BEGIN
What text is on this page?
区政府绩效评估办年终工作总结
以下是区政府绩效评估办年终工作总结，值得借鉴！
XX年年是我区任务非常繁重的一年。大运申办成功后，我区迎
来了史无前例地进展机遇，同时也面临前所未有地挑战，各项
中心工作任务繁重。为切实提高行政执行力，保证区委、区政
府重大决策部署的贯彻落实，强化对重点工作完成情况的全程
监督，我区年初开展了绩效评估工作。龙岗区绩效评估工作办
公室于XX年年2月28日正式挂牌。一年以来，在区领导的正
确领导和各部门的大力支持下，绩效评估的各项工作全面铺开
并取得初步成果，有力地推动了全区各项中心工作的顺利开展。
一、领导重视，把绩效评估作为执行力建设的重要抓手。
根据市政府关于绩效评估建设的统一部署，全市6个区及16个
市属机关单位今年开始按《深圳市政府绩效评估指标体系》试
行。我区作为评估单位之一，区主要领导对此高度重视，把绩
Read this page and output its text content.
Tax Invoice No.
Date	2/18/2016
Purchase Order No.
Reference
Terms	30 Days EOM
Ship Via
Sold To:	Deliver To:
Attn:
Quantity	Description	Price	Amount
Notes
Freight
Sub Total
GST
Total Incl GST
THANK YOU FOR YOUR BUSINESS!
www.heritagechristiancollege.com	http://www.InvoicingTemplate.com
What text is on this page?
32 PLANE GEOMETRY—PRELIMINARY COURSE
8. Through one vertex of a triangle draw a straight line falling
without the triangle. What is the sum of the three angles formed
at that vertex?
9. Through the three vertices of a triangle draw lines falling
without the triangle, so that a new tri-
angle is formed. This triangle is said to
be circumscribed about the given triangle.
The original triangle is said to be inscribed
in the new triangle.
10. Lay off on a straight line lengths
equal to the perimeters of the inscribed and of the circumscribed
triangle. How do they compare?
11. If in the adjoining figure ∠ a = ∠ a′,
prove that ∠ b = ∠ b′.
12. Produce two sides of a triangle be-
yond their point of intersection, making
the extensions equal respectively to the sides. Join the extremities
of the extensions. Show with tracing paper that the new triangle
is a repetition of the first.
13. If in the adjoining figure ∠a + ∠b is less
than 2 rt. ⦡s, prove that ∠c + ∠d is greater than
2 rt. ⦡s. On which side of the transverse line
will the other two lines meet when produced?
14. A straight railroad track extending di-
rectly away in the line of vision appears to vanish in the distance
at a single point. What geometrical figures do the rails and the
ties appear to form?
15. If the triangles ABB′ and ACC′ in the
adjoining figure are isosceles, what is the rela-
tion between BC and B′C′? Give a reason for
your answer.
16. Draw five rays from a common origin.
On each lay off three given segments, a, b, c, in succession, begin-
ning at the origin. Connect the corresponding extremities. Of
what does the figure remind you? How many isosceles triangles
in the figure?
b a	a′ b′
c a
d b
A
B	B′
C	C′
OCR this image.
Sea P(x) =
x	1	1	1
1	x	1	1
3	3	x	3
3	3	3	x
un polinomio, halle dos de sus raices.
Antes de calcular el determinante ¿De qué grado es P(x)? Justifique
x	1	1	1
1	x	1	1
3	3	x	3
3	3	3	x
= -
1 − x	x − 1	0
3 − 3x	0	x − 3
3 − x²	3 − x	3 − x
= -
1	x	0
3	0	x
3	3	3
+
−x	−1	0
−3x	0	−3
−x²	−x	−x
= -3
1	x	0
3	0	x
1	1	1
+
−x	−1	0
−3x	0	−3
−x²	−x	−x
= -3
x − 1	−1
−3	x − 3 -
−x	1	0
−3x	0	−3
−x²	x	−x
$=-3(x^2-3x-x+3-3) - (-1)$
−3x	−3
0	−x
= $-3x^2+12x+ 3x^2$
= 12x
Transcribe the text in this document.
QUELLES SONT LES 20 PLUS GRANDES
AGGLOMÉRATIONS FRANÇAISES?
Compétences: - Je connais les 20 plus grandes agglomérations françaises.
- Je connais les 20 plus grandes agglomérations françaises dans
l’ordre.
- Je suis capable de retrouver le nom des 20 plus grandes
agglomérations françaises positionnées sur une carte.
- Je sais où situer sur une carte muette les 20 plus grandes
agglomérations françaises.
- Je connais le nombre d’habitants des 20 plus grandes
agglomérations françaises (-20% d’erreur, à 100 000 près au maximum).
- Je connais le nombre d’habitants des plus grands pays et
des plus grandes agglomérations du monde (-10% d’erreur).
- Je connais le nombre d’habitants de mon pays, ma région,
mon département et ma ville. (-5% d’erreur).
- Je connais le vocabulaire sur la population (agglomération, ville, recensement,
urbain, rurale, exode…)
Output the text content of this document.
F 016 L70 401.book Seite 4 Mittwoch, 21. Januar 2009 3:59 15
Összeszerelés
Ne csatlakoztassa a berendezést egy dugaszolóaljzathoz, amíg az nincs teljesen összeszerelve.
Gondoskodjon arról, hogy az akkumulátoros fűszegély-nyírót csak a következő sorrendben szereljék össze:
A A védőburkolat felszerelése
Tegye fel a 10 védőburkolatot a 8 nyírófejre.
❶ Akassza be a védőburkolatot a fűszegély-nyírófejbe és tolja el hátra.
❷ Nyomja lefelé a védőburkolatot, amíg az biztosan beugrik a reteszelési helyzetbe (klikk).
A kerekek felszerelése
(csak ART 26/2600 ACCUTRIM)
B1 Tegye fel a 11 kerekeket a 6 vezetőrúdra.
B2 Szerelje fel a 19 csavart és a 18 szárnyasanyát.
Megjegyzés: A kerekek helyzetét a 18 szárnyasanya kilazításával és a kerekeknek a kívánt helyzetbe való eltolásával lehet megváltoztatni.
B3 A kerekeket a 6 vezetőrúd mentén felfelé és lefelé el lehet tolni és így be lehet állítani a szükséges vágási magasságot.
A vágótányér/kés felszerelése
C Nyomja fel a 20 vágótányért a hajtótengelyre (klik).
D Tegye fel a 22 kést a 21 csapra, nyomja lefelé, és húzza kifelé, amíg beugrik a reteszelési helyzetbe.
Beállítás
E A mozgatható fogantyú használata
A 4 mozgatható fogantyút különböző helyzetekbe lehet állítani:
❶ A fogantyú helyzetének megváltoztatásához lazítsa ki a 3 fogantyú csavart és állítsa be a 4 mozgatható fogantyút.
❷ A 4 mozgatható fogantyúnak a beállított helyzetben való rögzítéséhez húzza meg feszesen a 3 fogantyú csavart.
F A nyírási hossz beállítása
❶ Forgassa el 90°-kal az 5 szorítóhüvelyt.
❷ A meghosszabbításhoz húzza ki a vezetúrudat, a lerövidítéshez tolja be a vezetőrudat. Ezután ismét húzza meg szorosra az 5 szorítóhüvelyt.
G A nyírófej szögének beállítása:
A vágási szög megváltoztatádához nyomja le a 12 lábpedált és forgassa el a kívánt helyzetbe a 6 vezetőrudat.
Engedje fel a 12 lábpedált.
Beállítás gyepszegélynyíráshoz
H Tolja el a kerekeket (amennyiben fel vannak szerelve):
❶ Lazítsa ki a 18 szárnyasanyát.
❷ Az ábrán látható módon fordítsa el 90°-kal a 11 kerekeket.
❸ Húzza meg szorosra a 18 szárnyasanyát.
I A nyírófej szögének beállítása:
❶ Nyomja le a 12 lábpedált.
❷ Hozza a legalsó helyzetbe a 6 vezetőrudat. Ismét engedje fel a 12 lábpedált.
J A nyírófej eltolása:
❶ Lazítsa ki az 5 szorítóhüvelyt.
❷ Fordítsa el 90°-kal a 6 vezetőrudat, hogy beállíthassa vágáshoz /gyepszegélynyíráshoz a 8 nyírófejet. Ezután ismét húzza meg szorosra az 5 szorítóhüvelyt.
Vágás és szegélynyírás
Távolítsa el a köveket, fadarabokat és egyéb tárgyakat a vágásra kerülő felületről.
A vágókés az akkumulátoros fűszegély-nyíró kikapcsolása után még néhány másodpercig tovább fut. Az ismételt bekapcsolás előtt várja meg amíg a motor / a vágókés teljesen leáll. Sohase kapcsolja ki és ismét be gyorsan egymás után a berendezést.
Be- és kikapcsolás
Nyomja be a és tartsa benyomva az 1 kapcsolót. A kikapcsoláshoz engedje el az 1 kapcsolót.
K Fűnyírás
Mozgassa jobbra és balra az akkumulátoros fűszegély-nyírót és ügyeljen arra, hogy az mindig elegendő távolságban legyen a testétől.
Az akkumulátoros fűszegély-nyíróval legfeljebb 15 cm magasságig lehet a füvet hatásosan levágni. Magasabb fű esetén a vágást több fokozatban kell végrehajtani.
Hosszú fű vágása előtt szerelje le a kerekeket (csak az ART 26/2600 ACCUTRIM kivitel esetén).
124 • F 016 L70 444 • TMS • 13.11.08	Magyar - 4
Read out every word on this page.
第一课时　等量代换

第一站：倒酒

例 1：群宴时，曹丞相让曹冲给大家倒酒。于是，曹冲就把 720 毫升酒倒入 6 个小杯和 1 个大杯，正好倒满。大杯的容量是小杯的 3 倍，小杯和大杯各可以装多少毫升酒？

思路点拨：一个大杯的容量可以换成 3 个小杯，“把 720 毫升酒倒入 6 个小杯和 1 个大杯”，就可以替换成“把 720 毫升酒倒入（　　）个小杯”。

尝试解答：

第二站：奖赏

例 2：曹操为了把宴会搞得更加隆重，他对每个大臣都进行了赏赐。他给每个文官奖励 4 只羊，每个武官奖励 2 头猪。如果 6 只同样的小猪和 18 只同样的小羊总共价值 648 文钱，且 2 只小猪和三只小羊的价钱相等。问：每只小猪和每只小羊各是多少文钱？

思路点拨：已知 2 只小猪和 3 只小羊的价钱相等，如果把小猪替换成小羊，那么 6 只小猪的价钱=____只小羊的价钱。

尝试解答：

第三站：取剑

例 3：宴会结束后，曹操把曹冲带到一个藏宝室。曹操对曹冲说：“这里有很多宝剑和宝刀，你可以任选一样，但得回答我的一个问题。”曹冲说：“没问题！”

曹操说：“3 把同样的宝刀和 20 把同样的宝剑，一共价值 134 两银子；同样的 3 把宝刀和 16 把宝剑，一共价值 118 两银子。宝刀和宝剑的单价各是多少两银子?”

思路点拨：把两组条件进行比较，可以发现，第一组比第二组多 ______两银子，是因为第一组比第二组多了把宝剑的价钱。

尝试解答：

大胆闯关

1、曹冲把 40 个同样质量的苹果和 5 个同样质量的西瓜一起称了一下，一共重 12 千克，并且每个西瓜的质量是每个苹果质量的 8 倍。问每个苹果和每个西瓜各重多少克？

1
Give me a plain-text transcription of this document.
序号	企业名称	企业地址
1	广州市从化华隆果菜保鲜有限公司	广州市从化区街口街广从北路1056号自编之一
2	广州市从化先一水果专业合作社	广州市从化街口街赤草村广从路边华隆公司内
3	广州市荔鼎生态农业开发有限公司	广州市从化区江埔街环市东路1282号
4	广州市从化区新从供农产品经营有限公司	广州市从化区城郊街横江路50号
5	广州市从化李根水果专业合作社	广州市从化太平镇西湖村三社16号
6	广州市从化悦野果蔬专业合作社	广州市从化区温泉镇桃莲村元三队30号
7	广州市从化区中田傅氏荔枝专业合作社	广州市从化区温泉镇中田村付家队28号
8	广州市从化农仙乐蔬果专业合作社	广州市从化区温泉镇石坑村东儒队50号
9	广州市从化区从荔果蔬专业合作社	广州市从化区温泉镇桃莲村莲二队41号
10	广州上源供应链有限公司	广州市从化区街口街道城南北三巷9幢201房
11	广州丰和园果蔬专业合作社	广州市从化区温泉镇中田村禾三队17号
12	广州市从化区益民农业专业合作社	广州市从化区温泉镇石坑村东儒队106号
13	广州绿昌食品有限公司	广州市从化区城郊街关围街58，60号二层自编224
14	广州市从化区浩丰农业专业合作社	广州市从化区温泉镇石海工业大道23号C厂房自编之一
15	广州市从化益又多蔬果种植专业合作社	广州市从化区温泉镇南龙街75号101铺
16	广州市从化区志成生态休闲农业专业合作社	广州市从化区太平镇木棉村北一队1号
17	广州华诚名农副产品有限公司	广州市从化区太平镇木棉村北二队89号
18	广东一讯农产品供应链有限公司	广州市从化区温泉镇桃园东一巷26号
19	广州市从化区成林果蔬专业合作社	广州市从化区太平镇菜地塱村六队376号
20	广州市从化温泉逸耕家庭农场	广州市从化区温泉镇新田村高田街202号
END
- WHAT IS EXPECTED
Look for the word "lines" and return every line where it occurs.

- IN RESPONSE
9. Through the three vertices of a triangle draw lines falling
will the other two lines meet when produced?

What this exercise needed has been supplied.